About this task:
Pick every line from the data that holds the word "Complete".

---

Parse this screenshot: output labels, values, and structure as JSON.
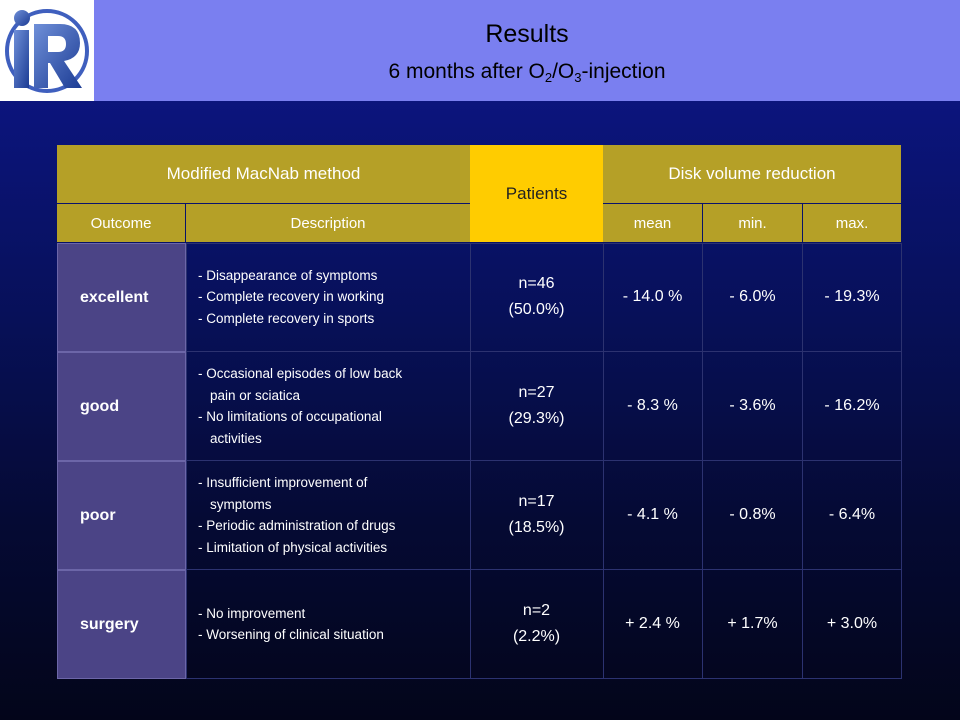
{
  "header": {
    "title": "Results",
    "subtitle_prefix": "6 months after O",
    "subtitle_sub1": "2",
    "subtitle_mid": "/O",
    "subtitle_sub2": "3",
    "subtitle_suffix": "-injection",
    "logo_text": "iR"
  },
  "table": {
    "group_headers": {
      "method": "Modified MacNab method",
      "patients": "Patients",
      "disk": "Disk volume reduction"
    },
    "sub_headers": {
      "outcome": "Outcome",
      "description": "Description",
      "mean": "mean",
      "min": "min.",
      "max": "max."
    },
    "rows": [
      {
        "outcome": "excellent",
        "description": [
          [
            "- Disappearance of symptoms"
          ],
          [
            "- Complete recovery in working"
          ],
          [
            "- Complete recovery in sports"
          ]
        ],
        "patients_n": "n=46",
        "patients_pct": "(50.0%)",
        "mean": "- 14.0 %",
        "min": "- 6.0%",
        "max": "- 19.3%"
      },
      {
        "outcome": "good",
        "description": [
          [
            "- Occasional episodes of low back",
            "pain or sciatica"
          ],
          [
            "- No limitations of occupational",
            "activities"
          ]
        ],
        "patients_n": "n=27",
        "patients_pct": "(29.3%)",
        "mean": "- 8.3 %",
        "min": "- 3.6%",
        "max": "- 16.2%"
      },
      {
        "outcome": "poor",
        "description": [
          [
            "- Insufficient improvement of",
            "symptoms"
          ],
          [
            "- Periodic administration of drugs"
          ],
          [
            "- Limitation of physical activities"
          ]
        ],
        "patients_n": "n=17",
        "patients_pct": "(18.5%)",
        "mean": "- 4.1 %",
        "min": "- 0.8%",
        "max": "- 6.4%"
      },
      {
        "outcome": "surgery",
        "description": [
          [
            "- No improvement"
          ],
          [
            "- Worsening of clinical situation"
          ]
        ],
        "patients_n": "n=2",
        "patients_pct": "(2.2%)",
        "mean": "+ 2.4 %",
        "min": "+ 1.7%",
        "max": "+ 3.0%"
      }
    ]
  }
}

---

Answer to the exercise:
            "- Complete recovery in working"
            "- Complete recovery in sports"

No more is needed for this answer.